• [INSTRUCTION] Write out each line in which the string "эмоции" is present.

• [PROVIDED ENTRIES]

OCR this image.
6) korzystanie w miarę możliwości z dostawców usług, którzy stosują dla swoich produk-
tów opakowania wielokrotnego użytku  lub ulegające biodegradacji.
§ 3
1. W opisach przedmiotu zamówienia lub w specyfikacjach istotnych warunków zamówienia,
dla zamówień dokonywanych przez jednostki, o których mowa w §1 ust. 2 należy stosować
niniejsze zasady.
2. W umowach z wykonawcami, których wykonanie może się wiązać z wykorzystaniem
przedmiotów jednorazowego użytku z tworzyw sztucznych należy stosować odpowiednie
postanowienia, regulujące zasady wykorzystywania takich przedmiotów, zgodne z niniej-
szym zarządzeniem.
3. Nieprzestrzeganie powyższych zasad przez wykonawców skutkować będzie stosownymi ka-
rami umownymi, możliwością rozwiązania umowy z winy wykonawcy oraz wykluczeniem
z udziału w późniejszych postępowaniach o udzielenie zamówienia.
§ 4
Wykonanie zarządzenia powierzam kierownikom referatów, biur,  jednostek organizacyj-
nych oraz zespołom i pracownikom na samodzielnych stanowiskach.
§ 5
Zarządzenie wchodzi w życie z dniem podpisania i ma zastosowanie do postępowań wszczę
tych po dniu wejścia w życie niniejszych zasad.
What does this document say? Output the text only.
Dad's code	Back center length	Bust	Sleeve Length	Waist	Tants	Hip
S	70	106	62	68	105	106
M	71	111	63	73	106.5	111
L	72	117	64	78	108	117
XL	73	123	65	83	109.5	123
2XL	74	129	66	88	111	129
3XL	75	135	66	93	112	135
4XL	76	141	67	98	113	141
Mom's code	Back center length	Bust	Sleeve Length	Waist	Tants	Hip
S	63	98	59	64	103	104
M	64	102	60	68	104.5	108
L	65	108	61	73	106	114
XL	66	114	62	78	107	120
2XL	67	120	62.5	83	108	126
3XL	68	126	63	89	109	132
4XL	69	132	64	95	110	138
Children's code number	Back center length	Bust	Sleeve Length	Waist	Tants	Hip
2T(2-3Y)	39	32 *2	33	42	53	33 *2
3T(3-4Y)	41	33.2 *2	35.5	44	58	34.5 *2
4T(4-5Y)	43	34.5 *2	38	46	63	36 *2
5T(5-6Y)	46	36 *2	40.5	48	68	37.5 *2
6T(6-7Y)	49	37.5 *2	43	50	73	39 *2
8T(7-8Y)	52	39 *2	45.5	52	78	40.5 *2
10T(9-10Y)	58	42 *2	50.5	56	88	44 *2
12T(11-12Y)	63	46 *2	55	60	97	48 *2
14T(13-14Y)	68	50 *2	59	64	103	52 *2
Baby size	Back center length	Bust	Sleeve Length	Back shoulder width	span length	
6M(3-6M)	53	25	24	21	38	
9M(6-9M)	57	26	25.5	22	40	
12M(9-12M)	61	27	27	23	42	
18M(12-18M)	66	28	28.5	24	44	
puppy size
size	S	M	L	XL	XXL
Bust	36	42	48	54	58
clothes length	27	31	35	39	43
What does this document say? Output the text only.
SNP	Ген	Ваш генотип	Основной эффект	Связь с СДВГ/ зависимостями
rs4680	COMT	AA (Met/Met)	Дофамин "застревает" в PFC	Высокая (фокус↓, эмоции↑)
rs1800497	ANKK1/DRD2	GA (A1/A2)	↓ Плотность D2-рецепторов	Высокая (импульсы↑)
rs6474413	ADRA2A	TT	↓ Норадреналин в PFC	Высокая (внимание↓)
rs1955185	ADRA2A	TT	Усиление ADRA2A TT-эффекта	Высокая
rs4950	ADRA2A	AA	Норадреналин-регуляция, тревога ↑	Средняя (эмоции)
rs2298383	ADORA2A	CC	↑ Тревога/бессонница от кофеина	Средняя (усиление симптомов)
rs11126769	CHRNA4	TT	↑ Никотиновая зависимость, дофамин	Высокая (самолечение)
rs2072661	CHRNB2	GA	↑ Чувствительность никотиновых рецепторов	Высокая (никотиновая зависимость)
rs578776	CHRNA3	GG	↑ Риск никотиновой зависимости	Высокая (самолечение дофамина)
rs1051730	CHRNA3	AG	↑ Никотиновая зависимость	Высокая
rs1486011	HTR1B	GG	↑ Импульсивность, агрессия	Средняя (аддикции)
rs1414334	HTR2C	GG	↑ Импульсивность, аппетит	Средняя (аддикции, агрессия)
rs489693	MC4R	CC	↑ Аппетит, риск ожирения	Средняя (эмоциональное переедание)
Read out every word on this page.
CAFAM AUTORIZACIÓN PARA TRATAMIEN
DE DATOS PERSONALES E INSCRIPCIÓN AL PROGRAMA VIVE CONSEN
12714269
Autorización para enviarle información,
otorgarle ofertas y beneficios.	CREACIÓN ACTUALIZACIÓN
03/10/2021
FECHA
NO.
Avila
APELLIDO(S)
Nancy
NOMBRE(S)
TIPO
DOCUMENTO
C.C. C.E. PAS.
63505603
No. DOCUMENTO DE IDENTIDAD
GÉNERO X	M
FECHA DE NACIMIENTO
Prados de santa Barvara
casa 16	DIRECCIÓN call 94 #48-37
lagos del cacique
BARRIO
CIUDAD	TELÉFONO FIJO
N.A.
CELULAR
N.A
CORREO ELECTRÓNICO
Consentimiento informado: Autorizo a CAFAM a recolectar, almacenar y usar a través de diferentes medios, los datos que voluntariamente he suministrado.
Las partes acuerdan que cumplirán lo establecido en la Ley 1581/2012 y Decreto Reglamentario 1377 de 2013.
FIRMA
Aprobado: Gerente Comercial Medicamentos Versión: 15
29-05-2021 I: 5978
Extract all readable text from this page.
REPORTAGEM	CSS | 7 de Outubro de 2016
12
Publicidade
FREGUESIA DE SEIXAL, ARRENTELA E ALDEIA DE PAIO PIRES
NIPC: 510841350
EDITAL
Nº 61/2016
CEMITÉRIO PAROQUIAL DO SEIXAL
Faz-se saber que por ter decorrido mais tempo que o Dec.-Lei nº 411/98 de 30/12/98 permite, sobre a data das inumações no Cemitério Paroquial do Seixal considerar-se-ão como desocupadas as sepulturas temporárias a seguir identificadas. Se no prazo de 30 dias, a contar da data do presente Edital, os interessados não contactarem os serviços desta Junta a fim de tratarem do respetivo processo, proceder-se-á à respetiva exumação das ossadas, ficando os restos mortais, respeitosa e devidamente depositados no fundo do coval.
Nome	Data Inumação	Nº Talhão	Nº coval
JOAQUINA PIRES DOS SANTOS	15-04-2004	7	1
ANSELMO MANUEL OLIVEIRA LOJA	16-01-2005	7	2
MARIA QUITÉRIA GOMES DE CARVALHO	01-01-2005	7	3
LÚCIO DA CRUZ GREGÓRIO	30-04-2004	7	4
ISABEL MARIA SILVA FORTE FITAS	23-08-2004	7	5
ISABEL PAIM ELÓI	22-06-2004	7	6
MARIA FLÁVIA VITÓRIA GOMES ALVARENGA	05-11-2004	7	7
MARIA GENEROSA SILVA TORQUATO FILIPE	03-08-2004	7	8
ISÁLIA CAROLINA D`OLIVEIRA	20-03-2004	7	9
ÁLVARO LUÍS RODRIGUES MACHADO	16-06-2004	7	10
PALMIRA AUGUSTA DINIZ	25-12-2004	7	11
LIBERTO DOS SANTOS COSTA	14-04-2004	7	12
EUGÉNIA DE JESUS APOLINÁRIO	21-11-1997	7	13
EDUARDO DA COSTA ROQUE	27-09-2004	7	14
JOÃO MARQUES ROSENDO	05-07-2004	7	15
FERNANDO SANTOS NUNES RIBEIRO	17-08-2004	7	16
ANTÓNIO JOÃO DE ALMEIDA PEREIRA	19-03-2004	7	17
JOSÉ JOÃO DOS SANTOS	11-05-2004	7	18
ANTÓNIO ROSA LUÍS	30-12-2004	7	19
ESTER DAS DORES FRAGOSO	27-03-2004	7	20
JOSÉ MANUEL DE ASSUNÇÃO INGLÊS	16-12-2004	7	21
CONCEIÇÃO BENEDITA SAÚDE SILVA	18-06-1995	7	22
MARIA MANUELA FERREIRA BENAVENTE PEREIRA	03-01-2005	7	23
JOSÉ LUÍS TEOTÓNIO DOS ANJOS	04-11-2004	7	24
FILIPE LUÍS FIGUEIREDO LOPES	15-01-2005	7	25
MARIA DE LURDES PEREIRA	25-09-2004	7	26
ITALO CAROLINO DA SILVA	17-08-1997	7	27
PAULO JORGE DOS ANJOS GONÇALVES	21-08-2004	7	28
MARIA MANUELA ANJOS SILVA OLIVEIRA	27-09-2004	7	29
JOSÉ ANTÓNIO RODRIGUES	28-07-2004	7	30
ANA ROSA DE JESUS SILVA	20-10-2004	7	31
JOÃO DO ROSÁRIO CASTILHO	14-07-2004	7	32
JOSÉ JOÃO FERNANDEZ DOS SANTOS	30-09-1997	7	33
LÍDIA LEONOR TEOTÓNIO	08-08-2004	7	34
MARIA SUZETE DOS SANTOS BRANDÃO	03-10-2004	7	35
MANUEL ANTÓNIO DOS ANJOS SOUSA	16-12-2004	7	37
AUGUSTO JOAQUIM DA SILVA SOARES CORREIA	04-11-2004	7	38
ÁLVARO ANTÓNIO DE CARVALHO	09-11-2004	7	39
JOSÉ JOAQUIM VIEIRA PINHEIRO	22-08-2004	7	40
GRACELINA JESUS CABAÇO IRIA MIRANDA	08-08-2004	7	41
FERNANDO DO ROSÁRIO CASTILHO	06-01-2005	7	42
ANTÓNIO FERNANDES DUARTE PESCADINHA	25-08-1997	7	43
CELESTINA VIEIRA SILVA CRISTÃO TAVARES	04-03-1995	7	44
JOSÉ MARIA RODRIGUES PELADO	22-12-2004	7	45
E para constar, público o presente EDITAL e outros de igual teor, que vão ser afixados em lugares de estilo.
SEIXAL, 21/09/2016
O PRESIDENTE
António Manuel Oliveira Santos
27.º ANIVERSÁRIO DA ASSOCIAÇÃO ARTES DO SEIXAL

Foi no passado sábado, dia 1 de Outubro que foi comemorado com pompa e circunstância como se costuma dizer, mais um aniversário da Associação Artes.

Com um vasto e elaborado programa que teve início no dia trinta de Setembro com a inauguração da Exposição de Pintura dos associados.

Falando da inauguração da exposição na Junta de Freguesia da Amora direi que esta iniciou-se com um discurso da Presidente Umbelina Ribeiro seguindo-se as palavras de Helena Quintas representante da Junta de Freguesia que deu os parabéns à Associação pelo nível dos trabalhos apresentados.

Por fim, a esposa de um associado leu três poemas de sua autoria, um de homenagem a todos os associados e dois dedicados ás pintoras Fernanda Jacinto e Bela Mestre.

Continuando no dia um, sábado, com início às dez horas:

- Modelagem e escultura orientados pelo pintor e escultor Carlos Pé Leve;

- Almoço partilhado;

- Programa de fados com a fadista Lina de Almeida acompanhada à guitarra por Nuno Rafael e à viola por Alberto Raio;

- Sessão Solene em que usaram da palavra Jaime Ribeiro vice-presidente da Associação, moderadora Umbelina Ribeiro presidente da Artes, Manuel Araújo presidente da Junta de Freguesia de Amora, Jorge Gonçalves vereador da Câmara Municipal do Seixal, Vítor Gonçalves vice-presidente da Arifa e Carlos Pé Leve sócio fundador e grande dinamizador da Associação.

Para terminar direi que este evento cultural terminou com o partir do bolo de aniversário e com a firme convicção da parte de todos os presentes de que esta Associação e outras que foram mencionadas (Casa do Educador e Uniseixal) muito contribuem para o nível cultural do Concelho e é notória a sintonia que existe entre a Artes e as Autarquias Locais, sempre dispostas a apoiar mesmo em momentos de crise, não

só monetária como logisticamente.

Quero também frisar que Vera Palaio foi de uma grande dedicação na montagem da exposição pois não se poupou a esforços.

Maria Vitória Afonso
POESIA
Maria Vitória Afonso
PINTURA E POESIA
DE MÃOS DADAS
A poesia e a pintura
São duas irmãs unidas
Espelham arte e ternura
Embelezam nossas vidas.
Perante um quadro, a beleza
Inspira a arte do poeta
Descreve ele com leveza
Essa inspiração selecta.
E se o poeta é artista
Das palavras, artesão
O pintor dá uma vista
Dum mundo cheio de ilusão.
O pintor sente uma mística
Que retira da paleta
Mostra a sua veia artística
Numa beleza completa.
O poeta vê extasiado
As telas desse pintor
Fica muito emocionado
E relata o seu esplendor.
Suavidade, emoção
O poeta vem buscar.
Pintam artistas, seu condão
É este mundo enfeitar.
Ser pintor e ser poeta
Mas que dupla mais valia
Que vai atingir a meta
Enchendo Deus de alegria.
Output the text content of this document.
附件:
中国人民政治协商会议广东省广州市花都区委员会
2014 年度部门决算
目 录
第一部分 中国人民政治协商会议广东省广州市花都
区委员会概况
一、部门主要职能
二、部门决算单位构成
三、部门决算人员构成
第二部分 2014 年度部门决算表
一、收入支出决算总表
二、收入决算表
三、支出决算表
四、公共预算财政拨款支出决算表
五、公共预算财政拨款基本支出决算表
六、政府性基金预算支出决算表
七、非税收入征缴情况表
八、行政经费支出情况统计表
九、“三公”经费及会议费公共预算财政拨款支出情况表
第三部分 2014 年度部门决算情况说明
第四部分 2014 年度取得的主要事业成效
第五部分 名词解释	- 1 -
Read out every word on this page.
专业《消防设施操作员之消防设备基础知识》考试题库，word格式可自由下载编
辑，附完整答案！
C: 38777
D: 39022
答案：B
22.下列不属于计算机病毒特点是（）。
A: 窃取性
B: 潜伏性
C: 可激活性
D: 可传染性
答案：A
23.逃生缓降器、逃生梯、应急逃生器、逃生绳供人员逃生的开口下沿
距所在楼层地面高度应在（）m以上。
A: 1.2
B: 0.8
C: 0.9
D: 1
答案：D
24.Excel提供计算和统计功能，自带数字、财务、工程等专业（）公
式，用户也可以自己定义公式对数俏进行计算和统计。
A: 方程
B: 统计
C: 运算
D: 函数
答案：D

• [WORKED SOLUTION]
rs4680	COMT	AA (Met/Met)	Дофамин "застревает" в PFC	Высокая (фокус↓, эмоции↑)
rs4950	ADRA2A	AA	Норадреналин-регуляция, тревога ↑	Средняя (эмоции)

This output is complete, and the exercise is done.